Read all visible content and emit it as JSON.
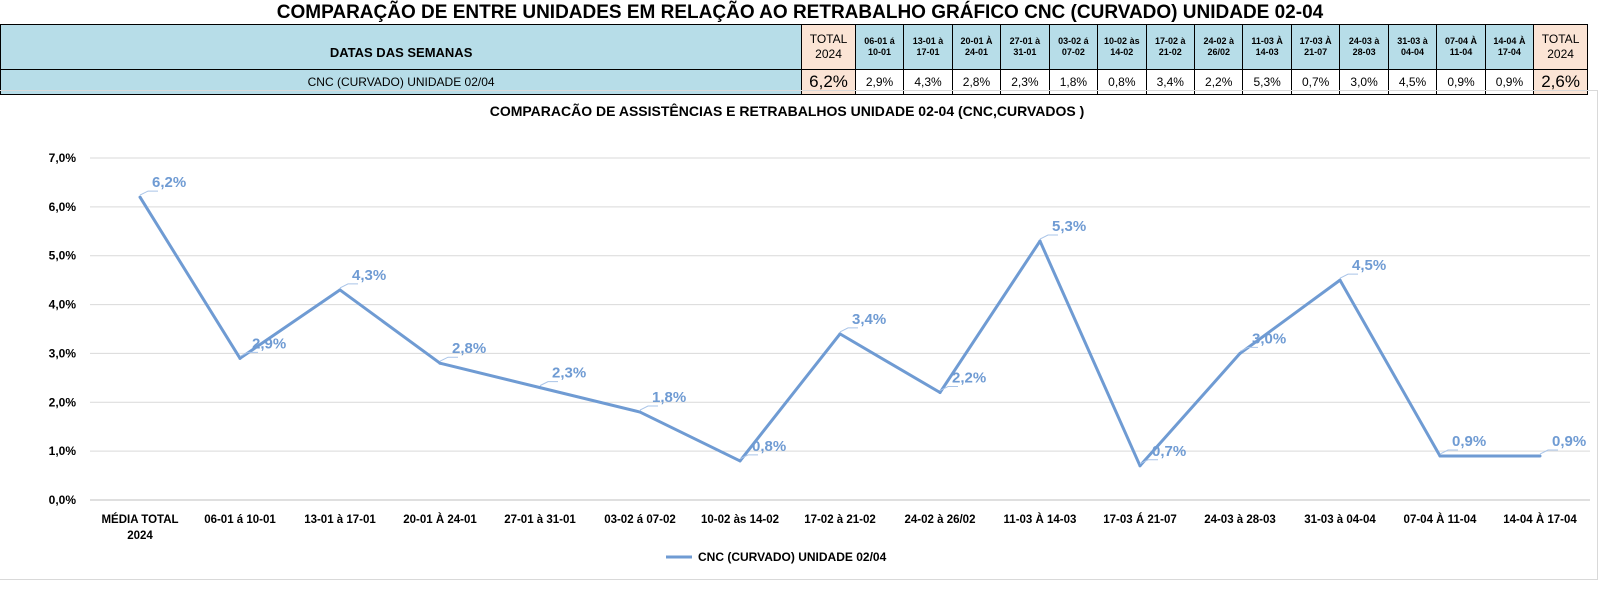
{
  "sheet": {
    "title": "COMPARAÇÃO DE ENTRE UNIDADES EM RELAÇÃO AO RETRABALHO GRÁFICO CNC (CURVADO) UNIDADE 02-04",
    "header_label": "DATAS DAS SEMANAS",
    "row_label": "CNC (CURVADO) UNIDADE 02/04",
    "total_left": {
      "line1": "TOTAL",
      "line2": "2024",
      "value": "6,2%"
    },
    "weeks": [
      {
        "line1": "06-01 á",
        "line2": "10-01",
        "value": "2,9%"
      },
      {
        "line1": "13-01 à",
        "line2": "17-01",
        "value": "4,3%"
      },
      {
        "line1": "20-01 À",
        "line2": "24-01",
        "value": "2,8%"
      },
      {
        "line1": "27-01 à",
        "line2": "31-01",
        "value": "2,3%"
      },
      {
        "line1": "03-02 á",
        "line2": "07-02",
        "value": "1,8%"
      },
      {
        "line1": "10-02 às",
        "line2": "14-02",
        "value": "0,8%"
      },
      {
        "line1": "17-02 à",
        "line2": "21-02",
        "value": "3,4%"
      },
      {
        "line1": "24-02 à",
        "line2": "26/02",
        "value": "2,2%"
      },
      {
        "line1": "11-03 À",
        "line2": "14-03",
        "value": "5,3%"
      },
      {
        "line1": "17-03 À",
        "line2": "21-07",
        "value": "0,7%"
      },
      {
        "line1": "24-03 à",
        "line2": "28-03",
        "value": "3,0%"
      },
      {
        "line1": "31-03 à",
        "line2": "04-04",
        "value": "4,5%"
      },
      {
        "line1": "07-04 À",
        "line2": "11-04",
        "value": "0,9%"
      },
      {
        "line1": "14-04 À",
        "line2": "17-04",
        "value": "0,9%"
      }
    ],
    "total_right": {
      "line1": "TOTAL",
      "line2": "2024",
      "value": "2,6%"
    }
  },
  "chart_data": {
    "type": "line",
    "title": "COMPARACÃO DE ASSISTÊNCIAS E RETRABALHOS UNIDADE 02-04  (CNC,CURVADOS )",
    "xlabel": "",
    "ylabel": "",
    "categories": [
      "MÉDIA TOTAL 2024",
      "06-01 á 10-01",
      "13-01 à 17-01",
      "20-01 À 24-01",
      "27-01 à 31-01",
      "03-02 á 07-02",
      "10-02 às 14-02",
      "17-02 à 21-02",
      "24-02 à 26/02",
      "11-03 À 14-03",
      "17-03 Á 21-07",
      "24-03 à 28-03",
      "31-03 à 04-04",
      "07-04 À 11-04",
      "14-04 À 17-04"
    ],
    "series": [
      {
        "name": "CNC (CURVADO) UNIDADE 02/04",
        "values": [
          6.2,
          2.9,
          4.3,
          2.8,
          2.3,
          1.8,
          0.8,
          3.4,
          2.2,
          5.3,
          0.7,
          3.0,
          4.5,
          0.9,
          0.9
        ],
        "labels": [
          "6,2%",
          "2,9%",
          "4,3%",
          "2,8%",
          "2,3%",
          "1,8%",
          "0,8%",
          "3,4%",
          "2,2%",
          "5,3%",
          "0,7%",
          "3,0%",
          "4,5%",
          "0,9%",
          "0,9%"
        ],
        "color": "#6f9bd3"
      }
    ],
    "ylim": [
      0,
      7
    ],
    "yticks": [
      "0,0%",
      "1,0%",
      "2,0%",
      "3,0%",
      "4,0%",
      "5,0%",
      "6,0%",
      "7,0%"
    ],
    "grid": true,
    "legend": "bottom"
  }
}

==

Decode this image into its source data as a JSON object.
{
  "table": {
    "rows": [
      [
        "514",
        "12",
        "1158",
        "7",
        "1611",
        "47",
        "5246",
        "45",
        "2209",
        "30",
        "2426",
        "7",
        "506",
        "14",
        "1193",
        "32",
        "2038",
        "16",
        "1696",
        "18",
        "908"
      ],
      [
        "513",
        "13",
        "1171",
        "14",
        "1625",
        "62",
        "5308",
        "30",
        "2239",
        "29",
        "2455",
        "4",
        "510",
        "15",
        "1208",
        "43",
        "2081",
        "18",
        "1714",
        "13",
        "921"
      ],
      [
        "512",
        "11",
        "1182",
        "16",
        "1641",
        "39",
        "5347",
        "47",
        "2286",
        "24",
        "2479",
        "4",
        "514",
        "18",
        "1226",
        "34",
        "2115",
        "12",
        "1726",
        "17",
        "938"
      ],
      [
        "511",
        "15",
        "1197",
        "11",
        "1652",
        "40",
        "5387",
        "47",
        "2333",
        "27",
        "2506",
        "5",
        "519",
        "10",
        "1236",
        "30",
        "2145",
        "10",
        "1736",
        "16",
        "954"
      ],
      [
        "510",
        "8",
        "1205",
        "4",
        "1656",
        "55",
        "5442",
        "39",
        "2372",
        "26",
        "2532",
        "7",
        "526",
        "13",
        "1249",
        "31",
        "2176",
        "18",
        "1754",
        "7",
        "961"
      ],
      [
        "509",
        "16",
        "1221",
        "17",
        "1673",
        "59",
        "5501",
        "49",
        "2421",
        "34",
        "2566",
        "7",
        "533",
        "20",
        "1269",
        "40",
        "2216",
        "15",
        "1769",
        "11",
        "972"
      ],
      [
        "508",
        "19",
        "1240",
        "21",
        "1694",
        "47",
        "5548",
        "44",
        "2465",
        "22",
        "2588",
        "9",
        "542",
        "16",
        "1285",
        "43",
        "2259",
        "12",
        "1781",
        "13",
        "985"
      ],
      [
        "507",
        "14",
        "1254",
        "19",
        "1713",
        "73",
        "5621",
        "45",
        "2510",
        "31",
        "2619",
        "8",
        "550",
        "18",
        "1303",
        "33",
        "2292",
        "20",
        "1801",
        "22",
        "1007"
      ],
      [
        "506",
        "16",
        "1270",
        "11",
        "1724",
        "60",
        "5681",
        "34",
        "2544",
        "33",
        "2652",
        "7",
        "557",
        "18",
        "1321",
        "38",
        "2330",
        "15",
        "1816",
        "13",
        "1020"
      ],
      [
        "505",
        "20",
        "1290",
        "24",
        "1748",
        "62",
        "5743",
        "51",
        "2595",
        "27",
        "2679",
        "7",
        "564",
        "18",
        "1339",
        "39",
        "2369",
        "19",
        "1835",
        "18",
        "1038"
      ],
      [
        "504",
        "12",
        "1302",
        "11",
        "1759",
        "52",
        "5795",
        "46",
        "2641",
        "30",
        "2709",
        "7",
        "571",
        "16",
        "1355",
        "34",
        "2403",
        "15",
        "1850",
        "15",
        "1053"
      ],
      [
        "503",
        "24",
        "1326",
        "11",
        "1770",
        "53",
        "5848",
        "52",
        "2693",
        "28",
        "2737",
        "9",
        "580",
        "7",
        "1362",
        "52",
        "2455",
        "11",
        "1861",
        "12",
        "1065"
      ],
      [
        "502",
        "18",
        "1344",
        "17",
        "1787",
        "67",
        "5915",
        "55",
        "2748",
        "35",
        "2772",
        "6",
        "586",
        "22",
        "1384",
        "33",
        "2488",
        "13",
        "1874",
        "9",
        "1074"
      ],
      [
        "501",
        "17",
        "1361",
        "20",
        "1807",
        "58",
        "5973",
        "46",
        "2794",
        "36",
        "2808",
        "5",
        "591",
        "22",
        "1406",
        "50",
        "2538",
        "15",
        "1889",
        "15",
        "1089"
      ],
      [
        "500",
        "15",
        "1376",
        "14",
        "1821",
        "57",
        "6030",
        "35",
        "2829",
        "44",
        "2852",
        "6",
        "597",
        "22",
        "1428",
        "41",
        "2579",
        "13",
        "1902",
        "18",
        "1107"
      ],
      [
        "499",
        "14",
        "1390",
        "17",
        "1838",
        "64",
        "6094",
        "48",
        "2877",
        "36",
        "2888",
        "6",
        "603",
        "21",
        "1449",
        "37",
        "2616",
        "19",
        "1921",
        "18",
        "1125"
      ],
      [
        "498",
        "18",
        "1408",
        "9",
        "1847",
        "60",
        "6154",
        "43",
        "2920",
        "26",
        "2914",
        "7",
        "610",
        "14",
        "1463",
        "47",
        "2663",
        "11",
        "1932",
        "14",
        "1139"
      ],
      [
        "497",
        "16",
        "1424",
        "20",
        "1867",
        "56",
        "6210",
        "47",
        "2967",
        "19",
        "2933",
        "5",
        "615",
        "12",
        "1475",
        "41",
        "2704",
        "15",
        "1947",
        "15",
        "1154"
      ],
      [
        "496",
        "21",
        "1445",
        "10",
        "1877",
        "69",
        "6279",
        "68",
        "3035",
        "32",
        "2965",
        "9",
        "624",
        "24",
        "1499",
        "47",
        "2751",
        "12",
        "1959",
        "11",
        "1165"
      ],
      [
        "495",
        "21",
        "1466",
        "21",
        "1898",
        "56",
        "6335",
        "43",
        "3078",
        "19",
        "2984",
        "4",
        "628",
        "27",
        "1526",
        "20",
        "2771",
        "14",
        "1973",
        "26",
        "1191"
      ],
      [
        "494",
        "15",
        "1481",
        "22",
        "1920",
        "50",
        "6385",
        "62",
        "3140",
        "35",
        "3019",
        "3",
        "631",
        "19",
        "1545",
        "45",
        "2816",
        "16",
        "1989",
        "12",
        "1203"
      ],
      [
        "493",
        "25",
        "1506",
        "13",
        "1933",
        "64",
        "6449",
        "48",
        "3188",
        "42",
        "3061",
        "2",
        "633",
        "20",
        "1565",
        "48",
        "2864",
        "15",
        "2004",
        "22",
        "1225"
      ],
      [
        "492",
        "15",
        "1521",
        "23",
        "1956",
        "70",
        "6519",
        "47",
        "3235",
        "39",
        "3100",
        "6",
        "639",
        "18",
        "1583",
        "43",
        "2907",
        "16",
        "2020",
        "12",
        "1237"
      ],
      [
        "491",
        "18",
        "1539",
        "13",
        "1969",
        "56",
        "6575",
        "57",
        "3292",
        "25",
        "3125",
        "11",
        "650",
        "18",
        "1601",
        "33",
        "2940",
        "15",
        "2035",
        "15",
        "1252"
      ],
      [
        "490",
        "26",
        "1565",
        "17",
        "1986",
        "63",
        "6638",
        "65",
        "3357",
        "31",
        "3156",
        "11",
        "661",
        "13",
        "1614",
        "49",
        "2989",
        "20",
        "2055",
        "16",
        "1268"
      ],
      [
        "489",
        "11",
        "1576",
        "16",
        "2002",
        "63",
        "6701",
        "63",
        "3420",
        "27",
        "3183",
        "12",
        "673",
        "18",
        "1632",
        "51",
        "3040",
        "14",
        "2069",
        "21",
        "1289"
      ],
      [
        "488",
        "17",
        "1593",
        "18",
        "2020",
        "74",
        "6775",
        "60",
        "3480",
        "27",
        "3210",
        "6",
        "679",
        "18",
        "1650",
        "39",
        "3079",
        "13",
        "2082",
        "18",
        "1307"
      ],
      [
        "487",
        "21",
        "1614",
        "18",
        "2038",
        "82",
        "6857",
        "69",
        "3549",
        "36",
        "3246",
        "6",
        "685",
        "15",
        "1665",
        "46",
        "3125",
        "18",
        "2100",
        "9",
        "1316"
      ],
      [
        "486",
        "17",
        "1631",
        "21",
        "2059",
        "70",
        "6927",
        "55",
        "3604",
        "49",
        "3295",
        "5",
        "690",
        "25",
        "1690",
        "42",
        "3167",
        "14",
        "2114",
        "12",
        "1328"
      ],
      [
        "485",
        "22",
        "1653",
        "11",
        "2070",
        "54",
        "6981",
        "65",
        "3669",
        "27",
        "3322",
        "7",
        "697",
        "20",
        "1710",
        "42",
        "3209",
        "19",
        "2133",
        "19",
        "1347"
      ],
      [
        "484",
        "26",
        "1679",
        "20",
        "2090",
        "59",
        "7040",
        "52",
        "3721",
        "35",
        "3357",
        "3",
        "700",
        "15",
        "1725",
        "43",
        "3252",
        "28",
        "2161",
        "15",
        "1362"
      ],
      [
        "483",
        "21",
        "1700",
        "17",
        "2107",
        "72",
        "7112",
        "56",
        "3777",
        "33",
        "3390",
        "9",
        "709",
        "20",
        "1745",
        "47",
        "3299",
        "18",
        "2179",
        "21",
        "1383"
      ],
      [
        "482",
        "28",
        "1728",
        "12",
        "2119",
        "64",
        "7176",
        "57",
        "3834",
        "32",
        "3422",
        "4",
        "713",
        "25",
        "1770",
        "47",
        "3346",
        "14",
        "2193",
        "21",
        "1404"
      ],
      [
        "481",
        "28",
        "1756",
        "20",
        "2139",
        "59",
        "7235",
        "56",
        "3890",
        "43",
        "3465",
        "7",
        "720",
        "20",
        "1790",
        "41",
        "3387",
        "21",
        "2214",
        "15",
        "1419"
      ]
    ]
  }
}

**To be done:**
Look through the material above and pick out each line holding the word "JSON".

**Final answer:**
Read all visible content and emit it as JSON.
Decode this image into its source data as a JSON object.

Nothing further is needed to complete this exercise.